Select lines where the word "this" appears.
═══ DATA SUPPLIED ═══
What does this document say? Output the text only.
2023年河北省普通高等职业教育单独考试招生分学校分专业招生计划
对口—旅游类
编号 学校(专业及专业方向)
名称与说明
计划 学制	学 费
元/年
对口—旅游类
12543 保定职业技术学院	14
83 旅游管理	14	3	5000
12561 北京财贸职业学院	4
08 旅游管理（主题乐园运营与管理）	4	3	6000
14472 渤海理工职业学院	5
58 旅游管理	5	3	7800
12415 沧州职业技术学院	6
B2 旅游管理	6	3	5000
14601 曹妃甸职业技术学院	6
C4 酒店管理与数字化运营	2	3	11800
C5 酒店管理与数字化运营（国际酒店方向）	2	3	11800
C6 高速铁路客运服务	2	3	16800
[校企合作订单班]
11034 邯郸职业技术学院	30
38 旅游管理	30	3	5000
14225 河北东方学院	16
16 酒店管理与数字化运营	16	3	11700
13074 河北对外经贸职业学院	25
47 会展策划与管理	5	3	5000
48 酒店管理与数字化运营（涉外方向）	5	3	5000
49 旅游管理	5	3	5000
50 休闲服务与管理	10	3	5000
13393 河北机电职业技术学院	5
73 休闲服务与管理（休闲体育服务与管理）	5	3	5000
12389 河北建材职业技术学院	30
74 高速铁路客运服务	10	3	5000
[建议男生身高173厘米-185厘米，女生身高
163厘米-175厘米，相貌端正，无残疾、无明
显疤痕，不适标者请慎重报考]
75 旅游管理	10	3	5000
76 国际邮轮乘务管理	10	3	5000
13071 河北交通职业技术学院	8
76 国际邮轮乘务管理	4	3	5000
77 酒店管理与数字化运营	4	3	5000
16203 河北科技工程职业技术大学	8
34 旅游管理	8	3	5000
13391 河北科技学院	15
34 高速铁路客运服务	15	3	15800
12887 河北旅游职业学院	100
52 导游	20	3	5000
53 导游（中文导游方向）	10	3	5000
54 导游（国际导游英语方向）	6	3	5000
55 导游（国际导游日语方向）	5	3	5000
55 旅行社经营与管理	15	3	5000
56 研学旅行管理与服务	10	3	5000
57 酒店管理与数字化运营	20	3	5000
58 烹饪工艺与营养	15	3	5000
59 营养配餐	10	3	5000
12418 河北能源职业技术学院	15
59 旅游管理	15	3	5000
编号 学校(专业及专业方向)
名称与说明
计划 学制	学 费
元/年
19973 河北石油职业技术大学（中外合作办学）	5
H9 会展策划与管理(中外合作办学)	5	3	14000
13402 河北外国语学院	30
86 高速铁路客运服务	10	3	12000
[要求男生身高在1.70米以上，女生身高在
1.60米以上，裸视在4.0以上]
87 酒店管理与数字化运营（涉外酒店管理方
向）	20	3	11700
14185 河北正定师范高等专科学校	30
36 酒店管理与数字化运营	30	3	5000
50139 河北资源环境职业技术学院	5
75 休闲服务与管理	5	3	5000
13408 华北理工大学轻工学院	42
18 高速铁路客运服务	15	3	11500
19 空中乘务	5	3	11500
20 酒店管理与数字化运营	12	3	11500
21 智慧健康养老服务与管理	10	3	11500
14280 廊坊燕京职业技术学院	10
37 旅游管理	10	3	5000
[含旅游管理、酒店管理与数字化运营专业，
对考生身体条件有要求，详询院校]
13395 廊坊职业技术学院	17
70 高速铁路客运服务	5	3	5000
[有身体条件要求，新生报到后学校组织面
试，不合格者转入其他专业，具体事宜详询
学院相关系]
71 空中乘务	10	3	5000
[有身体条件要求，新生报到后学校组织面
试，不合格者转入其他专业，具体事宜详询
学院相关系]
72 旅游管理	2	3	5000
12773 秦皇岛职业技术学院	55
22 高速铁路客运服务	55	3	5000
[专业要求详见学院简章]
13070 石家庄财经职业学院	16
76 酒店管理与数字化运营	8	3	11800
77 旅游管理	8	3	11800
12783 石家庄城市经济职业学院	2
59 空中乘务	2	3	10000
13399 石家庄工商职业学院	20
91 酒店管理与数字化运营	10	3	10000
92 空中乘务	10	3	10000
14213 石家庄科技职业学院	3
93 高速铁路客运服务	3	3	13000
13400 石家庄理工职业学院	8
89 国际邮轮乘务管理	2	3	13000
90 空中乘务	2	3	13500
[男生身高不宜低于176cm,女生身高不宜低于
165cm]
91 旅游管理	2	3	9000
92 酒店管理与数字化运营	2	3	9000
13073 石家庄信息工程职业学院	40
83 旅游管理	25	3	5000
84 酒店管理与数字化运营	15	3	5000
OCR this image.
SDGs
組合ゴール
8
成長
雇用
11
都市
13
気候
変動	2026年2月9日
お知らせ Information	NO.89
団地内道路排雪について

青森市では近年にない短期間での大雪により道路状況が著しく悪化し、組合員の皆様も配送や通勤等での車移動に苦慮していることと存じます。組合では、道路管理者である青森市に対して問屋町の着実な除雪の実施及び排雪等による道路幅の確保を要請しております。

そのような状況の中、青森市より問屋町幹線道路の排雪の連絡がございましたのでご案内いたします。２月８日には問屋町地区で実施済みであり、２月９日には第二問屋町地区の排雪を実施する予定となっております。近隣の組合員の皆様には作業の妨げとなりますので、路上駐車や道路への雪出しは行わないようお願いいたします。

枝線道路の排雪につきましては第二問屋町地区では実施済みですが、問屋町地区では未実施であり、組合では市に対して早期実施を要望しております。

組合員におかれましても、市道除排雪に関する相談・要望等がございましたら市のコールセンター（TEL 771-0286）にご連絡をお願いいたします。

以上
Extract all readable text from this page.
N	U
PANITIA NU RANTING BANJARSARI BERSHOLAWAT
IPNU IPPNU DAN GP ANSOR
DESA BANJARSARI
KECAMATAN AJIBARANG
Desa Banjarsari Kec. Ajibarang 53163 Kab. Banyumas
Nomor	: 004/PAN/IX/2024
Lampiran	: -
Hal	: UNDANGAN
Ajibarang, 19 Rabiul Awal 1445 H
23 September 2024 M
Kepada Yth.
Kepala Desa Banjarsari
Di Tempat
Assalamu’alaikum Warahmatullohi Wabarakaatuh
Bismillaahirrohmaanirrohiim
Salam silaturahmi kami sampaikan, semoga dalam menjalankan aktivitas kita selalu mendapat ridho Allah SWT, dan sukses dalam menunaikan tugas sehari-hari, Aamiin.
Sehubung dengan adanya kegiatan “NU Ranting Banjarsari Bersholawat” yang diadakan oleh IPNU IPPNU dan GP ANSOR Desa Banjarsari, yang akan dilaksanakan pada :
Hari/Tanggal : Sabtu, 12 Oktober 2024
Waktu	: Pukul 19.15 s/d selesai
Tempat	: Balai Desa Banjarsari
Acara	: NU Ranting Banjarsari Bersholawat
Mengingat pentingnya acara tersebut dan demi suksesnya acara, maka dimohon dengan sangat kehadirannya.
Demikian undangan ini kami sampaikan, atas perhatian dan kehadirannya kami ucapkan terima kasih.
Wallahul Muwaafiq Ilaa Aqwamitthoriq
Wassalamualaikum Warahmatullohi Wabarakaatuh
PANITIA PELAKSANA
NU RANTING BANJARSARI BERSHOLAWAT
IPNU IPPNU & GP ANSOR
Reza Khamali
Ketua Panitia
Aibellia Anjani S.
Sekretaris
═══
(PROBLEM SOLUTION)
What does this document say? Output the text only.
OCR this image.
Extract all readable text from this page.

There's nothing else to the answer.